## Your goal
Report how many lines below contain the word "JSON", and give only that number.

%%

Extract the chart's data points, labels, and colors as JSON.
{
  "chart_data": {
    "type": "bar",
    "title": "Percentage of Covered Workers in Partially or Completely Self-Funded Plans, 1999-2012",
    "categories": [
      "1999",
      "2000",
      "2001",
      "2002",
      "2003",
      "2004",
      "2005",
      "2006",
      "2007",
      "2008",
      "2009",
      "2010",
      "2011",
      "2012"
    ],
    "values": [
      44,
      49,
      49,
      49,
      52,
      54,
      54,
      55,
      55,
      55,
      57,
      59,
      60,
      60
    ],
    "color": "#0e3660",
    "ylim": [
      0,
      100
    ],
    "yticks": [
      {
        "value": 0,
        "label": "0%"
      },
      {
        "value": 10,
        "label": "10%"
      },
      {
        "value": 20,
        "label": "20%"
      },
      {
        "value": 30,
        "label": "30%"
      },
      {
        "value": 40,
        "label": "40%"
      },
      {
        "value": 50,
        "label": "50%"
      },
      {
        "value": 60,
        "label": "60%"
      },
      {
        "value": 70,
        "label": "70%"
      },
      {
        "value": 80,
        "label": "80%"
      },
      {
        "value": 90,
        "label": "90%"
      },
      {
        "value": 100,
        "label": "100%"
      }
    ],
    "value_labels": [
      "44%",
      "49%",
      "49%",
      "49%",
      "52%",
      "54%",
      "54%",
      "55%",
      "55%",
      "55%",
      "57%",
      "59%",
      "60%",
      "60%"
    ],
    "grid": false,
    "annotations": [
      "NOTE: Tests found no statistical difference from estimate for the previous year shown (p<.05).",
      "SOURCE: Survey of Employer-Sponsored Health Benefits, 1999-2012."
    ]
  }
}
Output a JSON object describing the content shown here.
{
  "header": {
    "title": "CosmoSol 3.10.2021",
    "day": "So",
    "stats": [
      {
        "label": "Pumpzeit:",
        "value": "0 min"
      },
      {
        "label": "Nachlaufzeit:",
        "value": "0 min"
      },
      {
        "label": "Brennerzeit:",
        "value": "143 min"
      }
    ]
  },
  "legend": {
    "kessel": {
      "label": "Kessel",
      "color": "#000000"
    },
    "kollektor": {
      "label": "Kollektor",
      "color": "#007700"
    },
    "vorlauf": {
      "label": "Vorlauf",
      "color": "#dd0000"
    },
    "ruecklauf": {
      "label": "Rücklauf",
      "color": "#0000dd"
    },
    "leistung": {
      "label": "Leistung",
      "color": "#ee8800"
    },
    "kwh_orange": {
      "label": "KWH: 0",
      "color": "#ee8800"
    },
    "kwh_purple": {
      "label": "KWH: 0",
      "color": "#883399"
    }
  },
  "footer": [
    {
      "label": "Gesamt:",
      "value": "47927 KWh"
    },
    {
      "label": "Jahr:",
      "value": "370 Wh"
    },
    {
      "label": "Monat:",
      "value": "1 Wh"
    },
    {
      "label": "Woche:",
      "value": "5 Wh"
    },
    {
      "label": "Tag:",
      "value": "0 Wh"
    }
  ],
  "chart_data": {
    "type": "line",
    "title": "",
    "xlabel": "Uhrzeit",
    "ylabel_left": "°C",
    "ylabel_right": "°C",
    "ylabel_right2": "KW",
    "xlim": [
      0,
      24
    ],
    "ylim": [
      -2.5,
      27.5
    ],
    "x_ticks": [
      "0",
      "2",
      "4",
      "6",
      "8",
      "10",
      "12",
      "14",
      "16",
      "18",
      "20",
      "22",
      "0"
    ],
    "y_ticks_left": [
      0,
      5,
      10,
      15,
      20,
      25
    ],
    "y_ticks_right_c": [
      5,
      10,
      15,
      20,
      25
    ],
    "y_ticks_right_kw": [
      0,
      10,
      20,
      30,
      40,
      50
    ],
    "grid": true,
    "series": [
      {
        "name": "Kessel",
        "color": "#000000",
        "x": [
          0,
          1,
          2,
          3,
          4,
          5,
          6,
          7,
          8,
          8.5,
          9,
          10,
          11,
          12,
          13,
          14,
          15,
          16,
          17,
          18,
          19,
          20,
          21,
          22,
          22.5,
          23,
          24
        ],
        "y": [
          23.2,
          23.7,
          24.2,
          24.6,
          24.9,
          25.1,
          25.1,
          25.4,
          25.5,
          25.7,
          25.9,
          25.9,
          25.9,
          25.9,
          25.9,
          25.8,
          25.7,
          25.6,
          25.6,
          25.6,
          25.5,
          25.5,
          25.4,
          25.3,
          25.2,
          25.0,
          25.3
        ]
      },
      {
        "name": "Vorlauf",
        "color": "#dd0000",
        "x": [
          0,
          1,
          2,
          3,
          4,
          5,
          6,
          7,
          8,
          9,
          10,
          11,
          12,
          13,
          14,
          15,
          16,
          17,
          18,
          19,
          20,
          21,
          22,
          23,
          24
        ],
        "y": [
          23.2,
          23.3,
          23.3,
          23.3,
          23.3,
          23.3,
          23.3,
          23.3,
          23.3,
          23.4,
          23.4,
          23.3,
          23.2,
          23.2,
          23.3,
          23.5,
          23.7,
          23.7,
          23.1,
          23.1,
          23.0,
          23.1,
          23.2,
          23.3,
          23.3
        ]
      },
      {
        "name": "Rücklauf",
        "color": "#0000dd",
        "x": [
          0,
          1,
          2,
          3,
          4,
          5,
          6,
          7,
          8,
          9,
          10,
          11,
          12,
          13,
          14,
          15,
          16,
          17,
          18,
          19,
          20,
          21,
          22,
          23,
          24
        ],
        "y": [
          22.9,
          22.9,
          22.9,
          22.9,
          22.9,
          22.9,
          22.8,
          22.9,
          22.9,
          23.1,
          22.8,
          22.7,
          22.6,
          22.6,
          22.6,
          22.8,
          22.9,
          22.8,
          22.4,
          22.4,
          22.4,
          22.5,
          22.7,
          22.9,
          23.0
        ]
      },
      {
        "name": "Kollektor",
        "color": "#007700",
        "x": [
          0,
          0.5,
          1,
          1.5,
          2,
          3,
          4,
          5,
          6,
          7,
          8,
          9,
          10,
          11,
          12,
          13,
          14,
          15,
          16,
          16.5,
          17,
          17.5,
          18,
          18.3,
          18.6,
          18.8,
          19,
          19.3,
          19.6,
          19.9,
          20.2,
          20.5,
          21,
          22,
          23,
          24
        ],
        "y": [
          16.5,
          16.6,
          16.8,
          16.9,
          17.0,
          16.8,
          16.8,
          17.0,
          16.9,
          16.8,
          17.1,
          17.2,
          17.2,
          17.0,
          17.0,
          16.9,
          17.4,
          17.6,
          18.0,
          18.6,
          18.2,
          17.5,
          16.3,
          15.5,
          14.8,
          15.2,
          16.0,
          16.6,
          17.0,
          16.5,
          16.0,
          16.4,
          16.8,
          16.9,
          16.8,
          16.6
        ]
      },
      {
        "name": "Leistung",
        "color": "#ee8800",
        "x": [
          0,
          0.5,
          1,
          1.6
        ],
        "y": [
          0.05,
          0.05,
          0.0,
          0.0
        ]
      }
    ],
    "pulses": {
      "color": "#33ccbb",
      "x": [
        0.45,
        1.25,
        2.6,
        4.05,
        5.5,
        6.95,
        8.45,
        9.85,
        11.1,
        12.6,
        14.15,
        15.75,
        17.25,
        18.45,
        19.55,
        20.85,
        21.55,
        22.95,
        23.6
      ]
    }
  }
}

%%

## Expected answer
2